[Stored items]
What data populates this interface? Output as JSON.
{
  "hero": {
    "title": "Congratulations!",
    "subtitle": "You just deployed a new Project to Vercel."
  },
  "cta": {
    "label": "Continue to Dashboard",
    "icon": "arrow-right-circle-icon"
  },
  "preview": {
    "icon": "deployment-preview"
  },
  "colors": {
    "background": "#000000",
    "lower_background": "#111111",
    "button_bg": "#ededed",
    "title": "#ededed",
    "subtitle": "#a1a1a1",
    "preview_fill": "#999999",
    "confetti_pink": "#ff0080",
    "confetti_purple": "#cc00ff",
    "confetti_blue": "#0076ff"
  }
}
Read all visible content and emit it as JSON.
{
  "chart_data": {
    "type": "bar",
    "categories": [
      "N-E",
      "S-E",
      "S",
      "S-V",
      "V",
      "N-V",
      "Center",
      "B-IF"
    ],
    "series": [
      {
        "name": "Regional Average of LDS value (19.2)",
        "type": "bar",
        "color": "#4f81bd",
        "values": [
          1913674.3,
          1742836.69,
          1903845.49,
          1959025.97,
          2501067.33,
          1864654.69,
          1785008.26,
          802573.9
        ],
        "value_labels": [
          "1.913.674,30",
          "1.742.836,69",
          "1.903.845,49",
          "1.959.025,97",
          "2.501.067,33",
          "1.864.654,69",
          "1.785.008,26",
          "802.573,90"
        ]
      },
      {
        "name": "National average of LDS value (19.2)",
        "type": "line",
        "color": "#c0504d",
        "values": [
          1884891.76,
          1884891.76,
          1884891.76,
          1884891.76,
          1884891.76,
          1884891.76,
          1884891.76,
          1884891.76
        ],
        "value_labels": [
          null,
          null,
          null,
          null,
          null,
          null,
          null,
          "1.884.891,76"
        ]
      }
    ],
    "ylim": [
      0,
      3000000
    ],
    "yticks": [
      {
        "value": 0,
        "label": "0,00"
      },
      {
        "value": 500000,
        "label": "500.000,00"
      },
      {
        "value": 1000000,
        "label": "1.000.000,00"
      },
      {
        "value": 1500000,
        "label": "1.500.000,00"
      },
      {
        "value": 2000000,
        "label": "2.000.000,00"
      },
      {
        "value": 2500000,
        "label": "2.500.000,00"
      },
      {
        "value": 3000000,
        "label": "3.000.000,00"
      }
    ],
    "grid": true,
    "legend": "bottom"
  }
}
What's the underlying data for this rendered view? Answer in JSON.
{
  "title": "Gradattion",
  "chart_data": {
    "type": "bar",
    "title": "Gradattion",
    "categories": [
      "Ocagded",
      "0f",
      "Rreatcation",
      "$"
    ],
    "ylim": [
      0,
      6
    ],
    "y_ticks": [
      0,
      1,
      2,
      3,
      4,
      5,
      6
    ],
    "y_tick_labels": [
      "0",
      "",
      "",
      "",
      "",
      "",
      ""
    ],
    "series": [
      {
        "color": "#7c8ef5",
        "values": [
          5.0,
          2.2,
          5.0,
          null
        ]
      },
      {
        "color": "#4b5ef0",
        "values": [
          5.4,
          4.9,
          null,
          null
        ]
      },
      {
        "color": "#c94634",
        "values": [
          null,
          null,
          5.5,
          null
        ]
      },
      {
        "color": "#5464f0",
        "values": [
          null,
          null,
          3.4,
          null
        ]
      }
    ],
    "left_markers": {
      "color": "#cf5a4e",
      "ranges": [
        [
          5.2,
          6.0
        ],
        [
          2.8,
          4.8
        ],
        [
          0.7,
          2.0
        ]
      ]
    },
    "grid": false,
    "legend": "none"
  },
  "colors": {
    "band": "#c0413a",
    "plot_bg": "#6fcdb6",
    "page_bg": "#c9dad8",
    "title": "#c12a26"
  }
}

Written problem
Repeat the entries exactly, all of them.

Exercise response
What data populates this interface? Output as JSON.
{
  "hero": {
    "title": "Congratulations!",
    "subtitle": "You just deployed a new Project to Vercel."
  },
  "cta": {
    "label": "Continue to Dashboard",
    "icon": "arrow-right-circle-icon"
  },
  "preview": {
    "icon": "deployment-preview"
  },
  "colors": {
    "background": "#000000",
    "lower_background": "#111111",
    "button_bg": "#ededed",
    "title": "#ededed",
    "subtitle": "#a1a1a1",
    "preview_fill": "#999999",
    "confetti_pink": "#ff0080",
    "confetti_purple": "#cc00ff",
    "confetti_blue": "#0076ff"
  }
}
Read all visible content and emit it as JSON.
{
  "chart_data": {
    "type": "bar",
    "categories": [
      "N-E",
      "S-E",
      "S",
      "S-V",
      "V",
      "N-V",
      "Center",
      "B-IF"
    ],
    "series": [
      {
        "name": "Regional Average of LDS value (19.2)",
        "type": "bar",
        "color": "#4f81bd",
        "values": [
          1913674.3,
          1742836.69,
          1903845.49,
          1959025.97,
          2501067.33,
          1864654.69,
          1785008.26,
          802573.9
        ],
        "value_labels": [
          "1.913.674,30",
          "1.742.836,69",
          "1.903.845,49",
          "1.959.025,97",
          "2.501.067,33",
          "1.864.654,69",
          "1.785.008,26",
          "802.573,90"
        ]
      },
      {
        "name": "National average of LDS value (19.2)",
        "type": "line",
        "color": "#c0504d",
        "values": [
          1884891.76,
          1884891.76,
          1884891.76,
          1884891.76,
          1884891.76,
          1884891.76,
          1884891.76,
          1884891.76
        ],
        "value_labels": [
          null,
          null,
          null,
          null,
          null,
          null,
          null,
          "1.884.891,76"
        ]
      }
    ],
    "ylim": [
      0,
      3000000
    ],
    "yticks": [
      {
        "value": 0,
        "label": "0,00"
      },
      {
        "value": 500000,
        "label": "500.000,00"
      },
      {
        "value": 1000000,
        "label": "1.000.000,00"
      },
      {
        "value": 1500000,
        "label": "1.500.000,00"
      },
      {
        "value": 2000000,
        "label": "2.000.000,00"
      },
      {
        "value": 2500000,
        "label": "2.500.000,00"
      },
      {
        "value": 3000000,
        "label": "3.000.000,00"
      }
    ],
    "grid": true,
    "legend": "bottom"
  }
}
What's the underlying data for this rendered view? Answer in JSON.
{
  "title": "Gradattion",
  "chart_data": {
    "type": "bar",
    "title": "Gradattion",
    "categories": [
      "Ocagded",
      "0f",
      "Rreatcation",
      "$"
    ],
    "ylim": [
      0,
      6
    ],
    "y_ticks": [
      0,
      1,
      2,
      3,
      4,
      5,
      6
    ],
    "y_tick_labels": [
      "0",
      "",
      "",
      "",
      "",
      "",
      ""
    ],
    "series": [
      {
        "color": "#7c8ef5",
        "values": [
          5.0,
          2.2,
          5.0,
          null
        ]
      },
      {
        "color": "#4b5ef0",
        "values": [
          5.4,
          4.9,
          null,
          null
        ]
      },
      {
        "color": "#c94634",
        "values": [
          null,
          null,
          5.5,
          null
        ]
      },
      {
        "color": "#5464f0",
        "values": [
          null,
          null,
          3.4,
          null
        ]
      }
    ],
    "left_markers": {
      "color": "#cf5a4e",
      "ranges": [
        [
          5.2,
          6.0
        ],
        [
          2.8,
          4.8
        ],
        [
          0.7,
          2.0
        ]
      ]
    },
    "grid": false,
    "legend": "none"
  },
  "colors": {
    "band": "#c0413a",
    "plot_bg": "#6fcdb6",
    "page_bg": "#c9dad8",
    "title": "#c12a26"
  }
}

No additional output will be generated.